*Aim:* Below are records; work out how many of their lines hold the string "this" and give that number alone.

▶

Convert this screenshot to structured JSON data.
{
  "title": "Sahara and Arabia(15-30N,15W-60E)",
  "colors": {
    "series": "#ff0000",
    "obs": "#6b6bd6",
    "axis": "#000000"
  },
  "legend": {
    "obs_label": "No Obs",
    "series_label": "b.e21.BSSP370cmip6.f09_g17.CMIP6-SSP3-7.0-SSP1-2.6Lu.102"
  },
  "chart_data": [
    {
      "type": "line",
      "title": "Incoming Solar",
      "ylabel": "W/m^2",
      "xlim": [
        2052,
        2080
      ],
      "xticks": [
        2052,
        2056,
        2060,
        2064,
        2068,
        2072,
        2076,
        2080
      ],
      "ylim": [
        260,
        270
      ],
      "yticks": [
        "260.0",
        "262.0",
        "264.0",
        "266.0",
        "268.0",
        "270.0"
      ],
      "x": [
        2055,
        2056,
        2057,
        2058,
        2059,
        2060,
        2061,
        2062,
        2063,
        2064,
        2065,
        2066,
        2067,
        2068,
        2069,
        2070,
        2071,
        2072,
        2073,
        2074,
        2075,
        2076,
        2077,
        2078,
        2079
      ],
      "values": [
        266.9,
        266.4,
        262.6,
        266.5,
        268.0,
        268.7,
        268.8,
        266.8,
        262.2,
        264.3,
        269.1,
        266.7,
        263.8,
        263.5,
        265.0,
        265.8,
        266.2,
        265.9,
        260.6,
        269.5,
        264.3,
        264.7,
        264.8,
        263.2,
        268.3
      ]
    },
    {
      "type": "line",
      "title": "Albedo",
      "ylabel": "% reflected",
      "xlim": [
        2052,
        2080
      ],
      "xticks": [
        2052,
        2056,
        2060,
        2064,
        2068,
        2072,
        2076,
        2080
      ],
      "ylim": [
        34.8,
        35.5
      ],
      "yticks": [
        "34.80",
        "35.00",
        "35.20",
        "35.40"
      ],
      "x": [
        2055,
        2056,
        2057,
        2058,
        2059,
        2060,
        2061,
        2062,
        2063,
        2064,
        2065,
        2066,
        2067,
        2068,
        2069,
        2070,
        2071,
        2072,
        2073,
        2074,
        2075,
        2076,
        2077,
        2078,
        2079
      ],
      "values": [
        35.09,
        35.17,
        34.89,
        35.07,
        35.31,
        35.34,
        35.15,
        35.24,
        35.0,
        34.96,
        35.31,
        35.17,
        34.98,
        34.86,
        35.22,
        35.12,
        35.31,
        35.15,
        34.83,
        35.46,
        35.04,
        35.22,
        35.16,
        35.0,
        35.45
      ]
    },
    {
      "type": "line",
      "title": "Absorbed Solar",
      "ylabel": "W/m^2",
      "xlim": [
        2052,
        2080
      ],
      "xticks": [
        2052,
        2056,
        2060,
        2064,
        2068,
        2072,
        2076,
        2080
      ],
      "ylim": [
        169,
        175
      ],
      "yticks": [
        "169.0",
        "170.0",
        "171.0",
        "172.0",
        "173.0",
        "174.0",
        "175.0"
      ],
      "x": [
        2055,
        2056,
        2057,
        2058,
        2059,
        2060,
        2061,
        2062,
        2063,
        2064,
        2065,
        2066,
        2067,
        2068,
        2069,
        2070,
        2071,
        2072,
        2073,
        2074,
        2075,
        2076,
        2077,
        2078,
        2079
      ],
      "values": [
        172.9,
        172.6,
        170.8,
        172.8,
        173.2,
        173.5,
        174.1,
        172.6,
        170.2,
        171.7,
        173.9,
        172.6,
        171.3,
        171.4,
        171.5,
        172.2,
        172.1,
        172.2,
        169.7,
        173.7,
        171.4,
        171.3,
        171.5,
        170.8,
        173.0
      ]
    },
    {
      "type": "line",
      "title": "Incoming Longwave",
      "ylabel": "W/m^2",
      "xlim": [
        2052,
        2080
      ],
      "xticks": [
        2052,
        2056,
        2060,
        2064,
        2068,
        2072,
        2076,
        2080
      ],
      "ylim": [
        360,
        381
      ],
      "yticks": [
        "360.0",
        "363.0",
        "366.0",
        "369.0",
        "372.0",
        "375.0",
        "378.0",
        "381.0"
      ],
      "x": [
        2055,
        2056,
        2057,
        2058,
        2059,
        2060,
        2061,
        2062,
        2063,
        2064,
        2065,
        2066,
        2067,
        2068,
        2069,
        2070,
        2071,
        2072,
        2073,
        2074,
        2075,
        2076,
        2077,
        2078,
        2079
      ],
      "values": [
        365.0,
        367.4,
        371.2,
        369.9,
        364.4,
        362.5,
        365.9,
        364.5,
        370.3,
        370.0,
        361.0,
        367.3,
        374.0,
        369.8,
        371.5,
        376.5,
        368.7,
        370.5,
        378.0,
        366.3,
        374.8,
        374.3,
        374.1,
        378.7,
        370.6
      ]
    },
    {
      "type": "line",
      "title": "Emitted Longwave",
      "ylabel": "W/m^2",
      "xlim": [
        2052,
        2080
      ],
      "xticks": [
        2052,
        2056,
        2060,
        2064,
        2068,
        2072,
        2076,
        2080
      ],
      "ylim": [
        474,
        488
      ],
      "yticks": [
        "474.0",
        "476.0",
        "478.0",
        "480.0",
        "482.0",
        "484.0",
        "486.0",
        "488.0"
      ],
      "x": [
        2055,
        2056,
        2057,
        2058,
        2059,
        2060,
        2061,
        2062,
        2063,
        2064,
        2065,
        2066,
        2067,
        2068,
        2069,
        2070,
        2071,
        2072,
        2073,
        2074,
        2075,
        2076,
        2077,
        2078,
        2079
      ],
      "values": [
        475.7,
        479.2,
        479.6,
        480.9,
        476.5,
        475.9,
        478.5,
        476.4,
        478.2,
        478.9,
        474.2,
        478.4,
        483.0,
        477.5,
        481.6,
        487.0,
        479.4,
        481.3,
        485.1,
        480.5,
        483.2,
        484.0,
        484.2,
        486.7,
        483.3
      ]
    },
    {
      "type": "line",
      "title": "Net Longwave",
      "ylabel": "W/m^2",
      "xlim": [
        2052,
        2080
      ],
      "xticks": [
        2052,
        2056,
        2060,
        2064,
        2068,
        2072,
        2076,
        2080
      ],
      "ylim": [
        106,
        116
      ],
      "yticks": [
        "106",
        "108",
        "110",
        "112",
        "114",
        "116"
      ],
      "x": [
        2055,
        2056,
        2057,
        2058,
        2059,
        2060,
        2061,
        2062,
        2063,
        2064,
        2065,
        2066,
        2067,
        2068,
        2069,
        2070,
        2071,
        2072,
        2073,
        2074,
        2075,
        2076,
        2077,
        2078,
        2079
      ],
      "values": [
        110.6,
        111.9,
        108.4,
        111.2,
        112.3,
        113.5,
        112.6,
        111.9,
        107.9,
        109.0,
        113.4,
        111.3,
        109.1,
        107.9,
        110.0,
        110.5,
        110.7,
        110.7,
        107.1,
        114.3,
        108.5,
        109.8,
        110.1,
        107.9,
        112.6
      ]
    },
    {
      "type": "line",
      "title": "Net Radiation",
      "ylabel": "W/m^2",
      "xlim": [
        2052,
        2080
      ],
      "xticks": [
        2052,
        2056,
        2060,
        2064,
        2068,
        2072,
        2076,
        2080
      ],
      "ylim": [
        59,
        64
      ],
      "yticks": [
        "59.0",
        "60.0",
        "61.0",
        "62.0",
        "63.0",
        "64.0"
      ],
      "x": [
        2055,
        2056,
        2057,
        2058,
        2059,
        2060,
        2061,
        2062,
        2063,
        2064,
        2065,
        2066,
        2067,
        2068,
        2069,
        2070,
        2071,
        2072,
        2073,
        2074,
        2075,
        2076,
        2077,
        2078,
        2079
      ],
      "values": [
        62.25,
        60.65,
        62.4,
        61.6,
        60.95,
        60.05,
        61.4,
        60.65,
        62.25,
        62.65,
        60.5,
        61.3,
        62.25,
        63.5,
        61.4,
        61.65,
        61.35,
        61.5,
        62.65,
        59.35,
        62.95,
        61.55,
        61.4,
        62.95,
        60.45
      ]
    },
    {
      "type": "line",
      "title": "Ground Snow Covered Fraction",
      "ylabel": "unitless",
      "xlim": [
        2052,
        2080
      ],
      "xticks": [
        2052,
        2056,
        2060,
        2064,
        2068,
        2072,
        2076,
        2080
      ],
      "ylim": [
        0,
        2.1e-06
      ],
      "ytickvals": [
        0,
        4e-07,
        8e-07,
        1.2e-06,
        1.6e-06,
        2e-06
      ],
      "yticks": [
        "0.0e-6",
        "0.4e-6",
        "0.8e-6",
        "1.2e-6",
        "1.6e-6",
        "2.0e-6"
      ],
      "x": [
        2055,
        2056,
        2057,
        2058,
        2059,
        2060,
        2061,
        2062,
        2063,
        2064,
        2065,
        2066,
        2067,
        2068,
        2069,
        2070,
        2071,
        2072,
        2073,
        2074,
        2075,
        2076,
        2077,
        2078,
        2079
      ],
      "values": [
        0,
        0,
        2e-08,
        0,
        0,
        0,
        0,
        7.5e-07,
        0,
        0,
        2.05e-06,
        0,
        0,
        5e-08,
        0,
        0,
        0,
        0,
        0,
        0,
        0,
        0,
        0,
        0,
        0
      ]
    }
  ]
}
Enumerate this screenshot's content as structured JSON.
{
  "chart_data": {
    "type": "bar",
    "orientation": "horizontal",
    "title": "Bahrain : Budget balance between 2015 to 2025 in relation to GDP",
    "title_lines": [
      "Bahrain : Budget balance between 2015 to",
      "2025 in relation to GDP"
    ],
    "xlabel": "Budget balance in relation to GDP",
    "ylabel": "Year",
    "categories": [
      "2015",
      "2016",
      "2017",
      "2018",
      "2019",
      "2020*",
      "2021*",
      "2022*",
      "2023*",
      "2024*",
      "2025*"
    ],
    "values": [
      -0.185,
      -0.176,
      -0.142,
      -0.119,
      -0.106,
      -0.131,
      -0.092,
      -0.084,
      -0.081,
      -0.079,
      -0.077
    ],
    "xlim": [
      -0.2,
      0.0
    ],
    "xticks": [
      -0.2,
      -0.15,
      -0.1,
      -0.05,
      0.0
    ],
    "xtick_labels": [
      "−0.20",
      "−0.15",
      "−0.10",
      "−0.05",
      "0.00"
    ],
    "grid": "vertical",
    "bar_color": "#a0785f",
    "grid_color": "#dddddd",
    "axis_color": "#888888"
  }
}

◀

*Answer for the task:* 2